• **Selected text**:

Thats enough of dmesg - thx!

parport0: this 2 lines are ok!

i2c-*: this are your problems! your compiled some Philips adapter module into the kernel, but you don't need it! You have to do recompile your kernel without this settings!! You know how to do this?

The last two lines say, that there is already a device attached to the parport - the i2c-philips! If this is removed from the kernel, everything will be OK!

Greetz,

absi

----------

## mtPete

I see it now. I'll try that, it looks like that should do the trick. I'll have time to recompile the kernel this weekend so I'll report back then.

Ya, I didn't recompile with modules because I like to compile things in, less hassle with modules. That and I really don't like to recompile unless I have a good reason because I am short on time (college keeps me busy). I'm not sure what the Phillips Parallel port adapter would do, but I think that was just one of those things that sounded like it might be usefull. Gentoo doesn't really have a good description of what all the kernel options are for so its sort of a trial and error thing.

• **Data rows**:
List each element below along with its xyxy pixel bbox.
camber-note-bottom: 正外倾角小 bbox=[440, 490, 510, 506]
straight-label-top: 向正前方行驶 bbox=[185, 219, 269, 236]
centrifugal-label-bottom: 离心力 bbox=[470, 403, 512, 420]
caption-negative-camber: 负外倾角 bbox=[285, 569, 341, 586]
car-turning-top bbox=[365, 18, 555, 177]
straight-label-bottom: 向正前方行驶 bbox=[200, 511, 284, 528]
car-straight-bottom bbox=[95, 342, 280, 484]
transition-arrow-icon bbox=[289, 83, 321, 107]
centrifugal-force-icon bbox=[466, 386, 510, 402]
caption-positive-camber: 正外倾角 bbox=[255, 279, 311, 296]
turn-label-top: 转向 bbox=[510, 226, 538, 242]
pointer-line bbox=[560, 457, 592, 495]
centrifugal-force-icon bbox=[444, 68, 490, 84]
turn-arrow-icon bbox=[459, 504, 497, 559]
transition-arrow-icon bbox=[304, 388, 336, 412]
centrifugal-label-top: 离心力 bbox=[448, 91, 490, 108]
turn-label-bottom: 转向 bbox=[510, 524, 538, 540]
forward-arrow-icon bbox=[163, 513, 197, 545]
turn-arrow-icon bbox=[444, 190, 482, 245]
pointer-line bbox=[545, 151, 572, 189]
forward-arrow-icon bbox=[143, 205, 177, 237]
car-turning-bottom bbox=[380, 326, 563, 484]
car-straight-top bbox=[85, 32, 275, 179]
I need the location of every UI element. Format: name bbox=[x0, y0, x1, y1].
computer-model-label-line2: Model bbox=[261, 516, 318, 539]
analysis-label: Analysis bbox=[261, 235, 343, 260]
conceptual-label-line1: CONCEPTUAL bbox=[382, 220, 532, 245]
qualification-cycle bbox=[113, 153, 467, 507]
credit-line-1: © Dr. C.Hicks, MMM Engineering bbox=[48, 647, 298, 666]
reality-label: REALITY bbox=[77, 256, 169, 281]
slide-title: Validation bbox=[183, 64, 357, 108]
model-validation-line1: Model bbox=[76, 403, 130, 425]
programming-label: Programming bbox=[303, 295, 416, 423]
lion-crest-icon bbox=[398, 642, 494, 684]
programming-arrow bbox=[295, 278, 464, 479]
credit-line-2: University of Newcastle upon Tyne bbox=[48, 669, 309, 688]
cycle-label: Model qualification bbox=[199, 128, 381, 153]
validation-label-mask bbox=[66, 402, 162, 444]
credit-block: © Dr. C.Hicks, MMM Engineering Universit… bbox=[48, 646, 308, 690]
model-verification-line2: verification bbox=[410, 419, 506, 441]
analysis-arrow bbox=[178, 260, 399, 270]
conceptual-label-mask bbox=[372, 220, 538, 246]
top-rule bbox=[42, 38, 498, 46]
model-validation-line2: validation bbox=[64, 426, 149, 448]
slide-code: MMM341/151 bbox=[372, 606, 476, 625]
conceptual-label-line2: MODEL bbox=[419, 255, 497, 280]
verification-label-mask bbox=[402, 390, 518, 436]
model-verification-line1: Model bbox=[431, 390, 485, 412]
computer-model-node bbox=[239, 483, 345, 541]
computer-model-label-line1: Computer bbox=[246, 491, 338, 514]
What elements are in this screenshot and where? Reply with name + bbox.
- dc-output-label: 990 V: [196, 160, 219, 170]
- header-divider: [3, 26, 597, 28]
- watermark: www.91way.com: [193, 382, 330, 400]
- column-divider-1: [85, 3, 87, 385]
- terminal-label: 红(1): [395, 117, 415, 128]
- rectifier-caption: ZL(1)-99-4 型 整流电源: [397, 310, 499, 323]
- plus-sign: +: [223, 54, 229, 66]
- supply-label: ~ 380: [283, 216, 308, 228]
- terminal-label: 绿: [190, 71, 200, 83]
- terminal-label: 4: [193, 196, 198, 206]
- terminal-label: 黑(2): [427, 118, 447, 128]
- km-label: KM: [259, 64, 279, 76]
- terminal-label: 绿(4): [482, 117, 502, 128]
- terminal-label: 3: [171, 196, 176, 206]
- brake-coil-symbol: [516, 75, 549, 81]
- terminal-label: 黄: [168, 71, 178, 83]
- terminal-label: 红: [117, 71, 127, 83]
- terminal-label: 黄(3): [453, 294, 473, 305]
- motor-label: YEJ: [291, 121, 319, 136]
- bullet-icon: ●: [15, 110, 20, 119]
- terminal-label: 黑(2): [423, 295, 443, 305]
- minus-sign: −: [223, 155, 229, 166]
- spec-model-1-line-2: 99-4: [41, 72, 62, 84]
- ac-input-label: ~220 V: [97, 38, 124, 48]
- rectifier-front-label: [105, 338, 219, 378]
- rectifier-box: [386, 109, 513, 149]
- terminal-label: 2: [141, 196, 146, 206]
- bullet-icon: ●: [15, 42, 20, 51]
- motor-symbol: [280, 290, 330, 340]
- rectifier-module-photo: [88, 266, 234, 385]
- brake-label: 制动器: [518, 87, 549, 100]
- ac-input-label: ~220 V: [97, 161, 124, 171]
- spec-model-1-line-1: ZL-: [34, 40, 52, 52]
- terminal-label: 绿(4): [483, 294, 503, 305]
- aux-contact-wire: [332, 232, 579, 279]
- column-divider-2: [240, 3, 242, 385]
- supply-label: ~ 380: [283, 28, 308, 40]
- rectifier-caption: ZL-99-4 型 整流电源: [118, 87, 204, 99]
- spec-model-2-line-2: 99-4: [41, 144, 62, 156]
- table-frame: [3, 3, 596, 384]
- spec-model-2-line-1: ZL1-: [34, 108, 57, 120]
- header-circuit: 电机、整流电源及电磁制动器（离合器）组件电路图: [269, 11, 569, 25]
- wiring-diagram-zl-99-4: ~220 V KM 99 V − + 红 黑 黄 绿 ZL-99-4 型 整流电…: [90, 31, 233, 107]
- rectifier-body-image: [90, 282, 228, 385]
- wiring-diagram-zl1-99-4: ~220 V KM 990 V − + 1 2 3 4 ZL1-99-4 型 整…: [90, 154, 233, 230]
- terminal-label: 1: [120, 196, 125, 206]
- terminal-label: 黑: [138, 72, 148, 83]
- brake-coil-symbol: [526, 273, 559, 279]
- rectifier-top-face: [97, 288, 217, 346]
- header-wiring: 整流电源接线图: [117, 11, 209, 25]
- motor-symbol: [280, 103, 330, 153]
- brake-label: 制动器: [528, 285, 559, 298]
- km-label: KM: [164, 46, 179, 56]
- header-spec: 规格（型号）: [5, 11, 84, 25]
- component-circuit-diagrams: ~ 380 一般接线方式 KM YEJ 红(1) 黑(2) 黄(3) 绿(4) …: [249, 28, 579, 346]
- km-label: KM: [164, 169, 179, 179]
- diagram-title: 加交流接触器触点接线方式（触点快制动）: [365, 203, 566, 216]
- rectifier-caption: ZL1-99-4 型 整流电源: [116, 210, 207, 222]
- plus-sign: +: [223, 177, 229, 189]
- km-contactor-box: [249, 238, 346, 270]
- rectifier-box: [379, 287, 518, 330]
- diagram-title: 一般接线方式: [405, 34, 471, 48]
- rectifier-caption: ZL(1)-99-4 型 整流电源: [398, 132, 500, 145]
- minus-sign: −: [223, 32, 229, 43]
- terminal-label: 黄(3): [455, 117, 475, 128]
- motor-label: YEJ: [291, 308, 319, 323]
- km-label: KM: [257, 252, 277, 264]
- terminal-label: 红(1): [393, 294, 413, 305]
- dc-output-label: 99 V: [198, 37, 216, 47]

• **Problems to work on**:
1. In the forum thread, when does mtPete say there will be time to recompile the kernel?
2. Repeat the forum thread word for word from "i2c-*: this are" up to and including "will be OK!".

• **Task responses**:
1. This weekend.

2.
i2c-*: this are your problems! your compiled some Philips adapter module into the kernel, but you don't need it! You have to do recompile your kernel without this settings!! You know how to do this?

The last two lines say, that there is already a device attached to the parport - the i2c-philips! If this is removed from the kernel, everything will be OK!